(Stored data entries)
*-*-*
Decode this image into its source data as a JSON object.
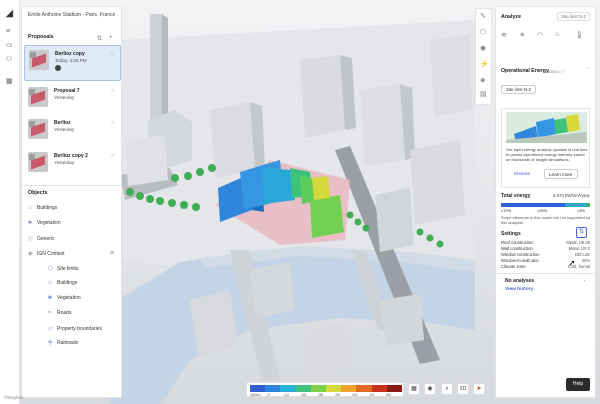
{
  "project": {
    "title": "Émile Anthoine Stadium - Paris, France"
  },
  "proposals": {
    "heading": "Proposals",
    "items": [
      {
        "name": "Berlioz copy",
        "sub": "Today, 3:26 PM",
        "selected": true
      },
      {
        "name": "Proposal 7",
        "sub": "Yesterday",
        "selected": false
      },
      {
        "name": "Berlioz",
        "sub": "Yesterday",
        "selected": false
      },
      {
        "name": "Berlioz copy 2",
        "sub": "Yesterday",
        "selected": false
      }
    ]
  },
  "objects": {
    "heading": "Objects",
    "items": [
      {
        "label": "Buildings",
        "icon": "building-icon"
      },
      {
        "label": "Vegetation",
        "icon": "tree-icon"
      },
      {
        "label": "Generic",
        "icon": "shape-icon"
      },
      {
        "label": "IGN Context",
        "icon": "layers-icon"
      }
    ],
    "context_items": [
      {
        "label": "Site limits",
        "icon": "site-limits-icon"
      },
      {
        "label": "Buildings",
        "icon": "building-icon"
      },
      {
        "label": "Vegetation",
        "icon": "tree-icon"
      },
      {
        "label": "Roads",
        "icon": "road-icon"
      },
      {
        "label": "Property boundaries",
        "icon": "boundary-icon"
      },
      {
        "label": "Railroads",
        "icon": "railroad-icon"
      }
    ]
  },
  "analyze": {
    "title": "Analyze",
    "site_selector": "Site limit N-2",
    "section_title": "Operational Energy",
    "section_version": "B3010 ⓘ",
    "site_chip": "Site limit N-2",
    "card": {
      "description": "Our rapid energy analysis updates in real time to predict operational energy intensity based on thousands of Insight simulations.",
      "dismiss": "Dismiss",
      "learn_more": "Learn more"
    },
    "total_energy_label": "Total energy",
    "total_energy_value": "4,070 kWh/m²/year",
    "distribution": [
      {
        "label": "≈72%",
        "fraction": 0.72,
        "color": "#2f63d6"
      },
      {
        "label": "≈25%",
        "fraction": 0.25,
        "color": "#2fa5c8"
      },
      {
        "label": "≈3%",
        "fraction": 0.03,
        "color": "#3ab25a"
      }
    ],
    "note": "Some elements in this model are not supported by this analysis.",
    "settings_label": "Settings",
    "settings": [
      {
        "label": "Roof construction",
        "value": "Metal, U0.35"
      },
      {
        "label": "Wall construction",
        "value": "Metal, U0.3"
      },
      {
        "label": "Window construction",
        "value": "Dbl LoE"
      },
      {
        "label": "Window-to-wall ratio",
        "value": "40%"
      },
      {
        "label": "Climate zone",
        "value": "Cold, humid"
      }
    ],
    "no_analyses": "No analyses",
    "view_history": "View history"
  },
  "legend": {
    "colors": [
      "#2f5fd0",
      "#2b86db",
      "#29b0d6",
      "#3cc27a",
      "#7fd14a",
      "#d6d93a",
      "#f0a22e",
      "#e26a26",
      "#c8321e",
      "#8c1a14"
    ],
    "labels": [
      "kWh/m²",
      "37",
      "110",
      "183",
      "256",
      "330",
      "403",
      "476",
      "549"
    ]
  },
  "toolbar": {
    "two_d": "2D",
    "help": "Help"
  },
  "watermark": "©Mapbox"
}
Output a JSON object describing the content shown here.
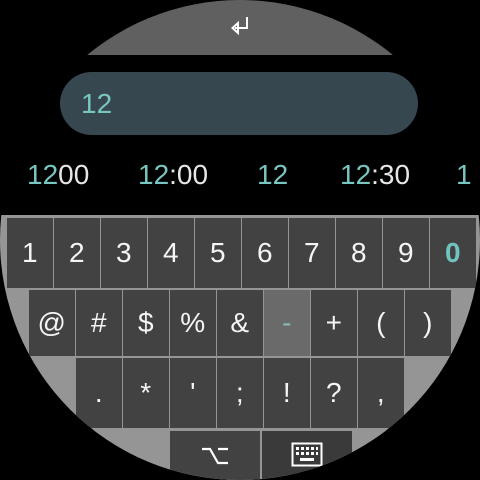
{
  "input": {
    "value": "12"
  },
  "suggestions": [
    {
      "typed": "12",
      "rest": "00"
    },
    {
      "typed": "12",
      "rest": ":00"
    },
    {
      "typed": "12",
      "rest": ""
    },
    {
      "typed": "12",
      "rest": ":30"
    },
    {
      "typed": "1",
      "rest": ""
    }
  ],
  "keyboard": {
    "row1": [
      "1",
      "2",
      "3",
      "4",
      "5",
      "6",
      "7",
      "8",
      "9",
      "0"
    ],
    "row2": [
      "@",
      "#",
      "$",
      "%",
      "&",
      "-",
      "+",
      "(",
      ")"
    ],
    "row3": [
      ".",
      "*",
      "'",
      ";",
      "!",
      "?",
      ","
    ],
    "active_key": "0",
    "pressed_key": "-"
  },
  "icons": {
    "enter": "enter-icon",
    "alt": "option-icon",
    "keyboard": "keyboard-icon"
  },
  "colors": {
    "accent": "#78c6c0",
    "key": "#424242",
    "keyboard_bg": "#959595",
    "input_bg": "#37474f"
  }
}
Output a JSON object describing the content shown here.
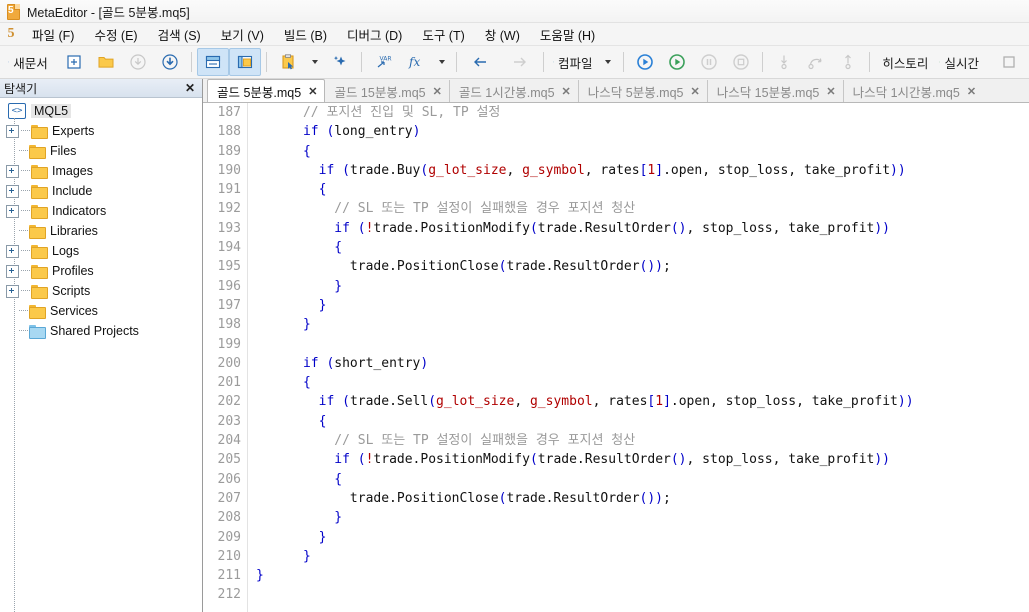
{
  "window": {
    "app_name": "MetaEditor",
    "title": "MetaEditor - [골드 5분봉.mq5]",
    "logo_text": "5"
  },
  "menubar": {
    "items": [
      {
        "label": "파일 (F)"
      },
      {
        "label": "수정 (E)"
      },
      {
        "label": "검색 (S)"
      },
      {
        "label": "보기 (V)"
      },
      {
        "label": "빌드 (B)"
      },
      {
        "label": "디버그 (D)"
      },
      {
        "label": "도구 (T)"
      },
      {
        "label": "창 (W)"
      },
      {
        "label": "도움말 (H)"
      }
    ]
  },
  "toolbar": {
    "new_document_label": "새문서",
    "compile_label": "컴파일",
    "history_label": "히스토리",
    "realtime_label": "실시간",
    "icons": {
      "new_document": "new-document-icon",
      "new_file": "new-file-icon",
      "open_folder": "open-folder-icon",
      "save": "save-icon",
      "save_all": "save-all-icon",
      "toggle_panels": "toggle-panels-icon",
      "toggle_navigator": "toggle-navigator-icon",
      "clipboard": "clipboard-icon",
      "sparkle": "sparkle-ai-icon",
      "variables": "variables-icon",
      "functions": "functions-icon",
      "back": "back-arrow-icon",
      "forward": "forward-arrow-icon",
      "compile": "compile-icon",
      "debug_play": "debug-play-icon",
      "play": "play-icon",
      "pause": "pause-icon",
      "stop": "stop-icon",
      "step_into": "step-into-icon",
      "step_over": "step-over-icon",
      "step_out": "step-out-icon",
      "history": "history-icon",
      "realtime": "realtime-icon",
      "panel_toggle": "panel-toggle-icon"
    }
  },
  "navigator": {
    "title": "탐색기",
    "close_label": "✕",
    "root": {
      "label": "MQL5",
      "icon": "mql5-root-icon"
    },
    "items": [
      {
        "label": "Experts",
        "expandable": true,
        "color": "yellow"
      },
      {
        "label": "Files",
        "expandable": false,
        "color": "yellow"
      },
      {
        "label": "Images",
        "expandable": true,
        "color": "yellow"
      },
      {
        "label": "Include",
        "expandable": true,
        "color": "yellow"
      },
      {
        "label": "Indicators",
        "expandable": true,
        "color": "yellow"
      },
      {
        "label": "Libraries",
        "expandable": false,
        "color": "yellow"
      },
      {
        "label": "Logs",
        "expandable": true,
        "color": "yellow"
      },
      {
        "label": "Profiles",
        "expandable": true,
        "color": "yellow"
      },
      {
        "label": "Scripts",
        "expandable": true,
        "color": "yellow"
      },
      {
        "label": "Services",
        "expandable": false,
        "color": "yellow"
      },
      {
        "label": "Shared Projects",
        "expandable": false,
        "color": "blue"
      }
    ]
  },
  "editor": {
    "tabs": [
      {
        "label": "골드 5분봉.mq5",
        "active": true
      },
      {
        "label": "골드 15분봉.mq5",
        "active": false
      },
      {
        "label": "골드 1시간봉.mq5",
        "active": false
      },
      {
        "label": "나스닥 5분봉.mq5",
        "active": false
      },
      {
        "label": "나스닥 15분봉.mq5",
        "active": false
      },
      {
        "label": "나스닥 1시간봉.mq5",
        "active": false
      }
    ],
    "close_glyph": "✕",
    "first_line_number": 187,
    "line_numbers": [
      187,
      188,
      189,
      190,
      191,
      192,
      193,
      194,
      195,
      196,
      197,
      198,
      199,
      200,
      201,
      202,
      203,
      204,
      205,
      206,
      207,
      208,
      209,
      210,
      211,
      212
    ],
    "lines": [
      {
        "n": 187,
        "tokens": [
          {
            "t": "      ",
            "c": "pl"
          },
          {
            "t": "// 포지션 진입 및 SL, TP 설정",
            "c": "cm"
          }
        ]
      },
      {
        "n": 188,
        "tokens": [
          {
            "t": "      ",
            "c": "pl"
          },
          {
            "t": "if",
            "c": "k"
          },
          {
            "t": " ",
            "c": "pl"
          },
          {
            "t": "(",
            "c": "k"
          },
          {
            "t": "long_entry",
            "c": "pl"
          },
          {
            "t": ")",
            "c": "k"
          }
        ]
      },
      {
        "n": 189,
        "tokens": [
          {
            "t": "      ",
            "c": "pl"
          },
          {
            "t": "{",
            "c": "k"
          }
        ]
      },
      {
        "n": 190,
        "tokens": [
          {
            "t": "        ",
            "c": "pl"
          },
          {
            "t": "if",
            "c": "k"
          },
          {
            "t": " ",
            "c": "pl"
          },
          {
            "t": "(",
            "c": "k"
          },
          {
            "t": "trade.Buy",
            "c": "pl"
          },
          {
            "t": "(",
            "c": "k"
          },
          {
            "t": "g_lot_size",
            "c": "id"
          },
          {
            "t": ", ",
            "c": "pl"
          },
          {
            "t": "g_symbol",
            "c": "id"
          },
          {
            "t": ", rates",
            "c": "pl"
          },
          {
            "t": "[",
            "c": "k"
          },
          {
            "t": "1",
            "c": "num"
          },
          {
            "t": "]",
            "c": "k"
          },
          {
            "t": ".open, stop_loss, take_profit",
            "c": "pl"
          },
          {
            "t": "))",
            "c": "k"
          }
        ]
      },
      {
        "n": 191,
        "tokens": [
          {
            "t": "        ",
            "c": "pl"
          },
          {
            "t": "{",
            "c": "k"
          }
        ]
      },
      {
        "n": 192,
        "tokens": [
          {
            "t": "          ",
            "c": "pl"
          },
          {
            "t": "// SL 또는 TP 설정이 실패했을 경우 포지션 청산",
            "c": "cm"
          }
        ]
      },
      {
        "n": 193,
        "tokens": [
          {
            "t": "          ",
            "c": "pl"
          },
          {
            "t": "if",
            "c": "k"
          },
          {
            "t": " ",
            "c": "pl"
          },
          {
            "t": "(",
            "c": "k"
          },
          {
            "t": "!",
            "c": "id"
          },
          {
            "t": "trade.PositionModify",
            "c": "pl"
          },
          {
            "t": "(",
            "c": "k"
          },
          {
            "t": "trade.ResultOrder",
            "c": "pl"
          },
          {
            "t": "()",
            "c": "k"
          },
          {
            "t": ", stop_loss, take_profit",
            "c": "pl"
          },
          {
            "t": "))",
            "c": "k"
          }
        ]
      },
      {
        "n": 194,
        "tokens": [
          {
            "t": "          ",
            "c": "pl"
          },
          {
            "t": "{",
            "c": "k"
          }
        ]
      },
      {
        "n": 195,
        "tokens": [
          {
            "t": "            ",
            "c": "pl"
          },
          {
            "t": "trade.PositionClose",
            "c": "pl"
          },
          {
            "t": "(",
            "c": "k"
          },
          {
            "t": "trade.ResultOrder",
            "c": "pl"
          },
          {
            "t": "())",
            "c": "k"
          },
          {
            "t": ";",
            "c": "pl"
          }
        ]
      },
      {
        "n": 196,
        "tokens": [
          {
            "t": "          ",
            "c": "pl"
          },
          {
            "t": "}",
            "c": "k"
          }
        ]
      },
      {
        "n": 197,
        "tokens": [
          {
            "t": "        ",
            "c": "pl"
          },
          {
            "t": "}",
            "c": "k"
          }
        ]
      },
      {
        "n": 198,
        "tokens": [
          {
            "t": "      ",
            "c": "pl"
          },
          {
            "t": "}",
            "c": "k"
          }
        ]
      },
      {
        "n": 199,
        "tokens": [
          {
            "t": "",
            "c": "pl"
          }
        ]
      },
      {
        "n": 200,
        "tokens": [
          {
            "t": "      ",
            "c": "pl"
          },
          {
            "t": "if",
            "c": "k"
          },
          {
            "t": " ",
            "c": "pl"
          },
          {
            "t": "(",
            "c": "k"
          },
          {
            "t": "short_entry",
            "c": "pl"
          },
          {
            "t": ")",
            "c": "k"
          }
        ]
      },
      {
        "n": 201,
        "tokens": [
          {
            "t": "      ",
            "c": "pl"
          },
          {
            "t": "{",
            "c": "k"
          }
        ]
      },
      {
        "n": 202,
        "tokens": [
          {
            "t": "        ",
            "c": "pl"
          },
          {
            "t": "if",
            "c": "k"
          },
          {
            "t": " ",
            "c": "pl"
          },
          {
            "t": "(",
            "c": "k"
          },
          {
            "t": "trade.Sell",
            "c": "pl"
          },
          {
            "t": "(",
            "c": "k"
          },
          {
            "t": "g_lot_size",
            "c": "id"
          },
          {
            "t": ", ",
            "c": "pl"
          },
          {
            "t": "g_symbol",
            "c": "id"
          },
          {
            "t": ", rates",
            "c": "pl"
          },
          {
            "t": "[",
            "c": "k"
          },
          {
            "t": "1",
            "c": "num"
          },
          {
            "t": "]",
            "c": "k"
          },
          {
            "t": ".open, stop_loss, take_profit",
            "c": "pl"
          },
          {
            "t": "))",
            "c": "k"
          }
        ]
      },
      {
        "n": 203,
        "tokens": [
          {
            "t": "        ",
            "c": "pl"
          },
          {
            "t": "{",
            "c": "k"
          }
        ]
      },
      {
        "n": 204,
        "tokens": [
          {
            "t": "          ",
            "c": "pl"
          },
          {
            "t": "// SL 또는 TP 설정이 실패했을 경우 포지션 청산",
            "c": "cm"
          }
        ]
      },
      {
        "n": 205,
        "tokens": [
          {
            "t": "          ",
            "c": "pl"
          },
          {
            "t": "if",
            "c": "k"
          },
          {
            "t": " ",
            "c": "pl"
          },
          {
            "t": "(",
            "c": "k"
          },
          {
            "t": "!",
            "c": "id"
          },
          {
            "t": "trade.PositionModify",
            "c": "pl"
          },
          {
            "t": "(",
            "c": "k"
          },
          {
            "t": "trade.ResultOrder",
            "c": "pl"
          },
          {
            "t": "()",
            "c": "k"
          },
          {
            "t": ", stop_loss, take_profit",
            "c": "pl"
          },
          {
            "t": "))",
            "c": "k"
          }
        ]
      },
      {
        "n": 206,
        "tokens": [
          {
            "t": "          ",
            "c": "pl"
          },
          {
            "t": "{",
            "c": "k"
          }
        ]
      },
      {
        "n": 207,
        "tokens": [
          {
            "t": "            ",
            "c": "pl"
          },
          {
            "t": "trade.PositionClose",
            "c": "pl"
          },
          {
            "t": "(",
            "c": "k"
          },
          {
            "t": "trade.ResultOrder",
            "c": "pl"
          },
          {
            "t": "())",
            "c": "k"
          },
          {
            "t": ";",
            "c": "pl"
          }
        ]
      },
      {
        "n": 208,
        "tokens": [
          {
            "t": "          ",
            "c": "pl"
          },
          {
            "t": "}",
            "c": "k"
          }
        ]
      },
      {
        "n": 209,
        "tokens": [
          {
            "t": "        ",
            "c": "pl"
          },
          {
            "t": "}",
            "c": "k"
          }
        ]
      },
      {
        "n": 210,
        "tokens": [
          {
            "t": "      ",
            "c": "pl"
          },
          {
            "t": "}",
            "c": "k"
          }
        ]
      },
      {
        "n": 211,
        "tokens": [
          {
            "t": "}",
            "c": "k"
          }
        ]
      },
      {
        "n": 212,
        "tokens": [
          {
            "t": "",
            "c": "pl"
          }
        ]
      }
    ]
  },
  "colors": {
    "keyword": "#0000c8",
    "identifier": "#b00000",
    "comment": "#9a9a9a",
    "plain": "#111111",
    "folder_yellow": "#fbc94a",
    "folder_blue": "#a8d8f2",
    "accent_blue": "#2a6bb0",
    "logo_gold": "#cf9133"
  }
}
*-*-*
Pull out all lines containing "MetaEditor".

Written solution.
    "app_name": "MetaEditor",
    "title": "MetaEditor - [골드 5분봉.mq5]",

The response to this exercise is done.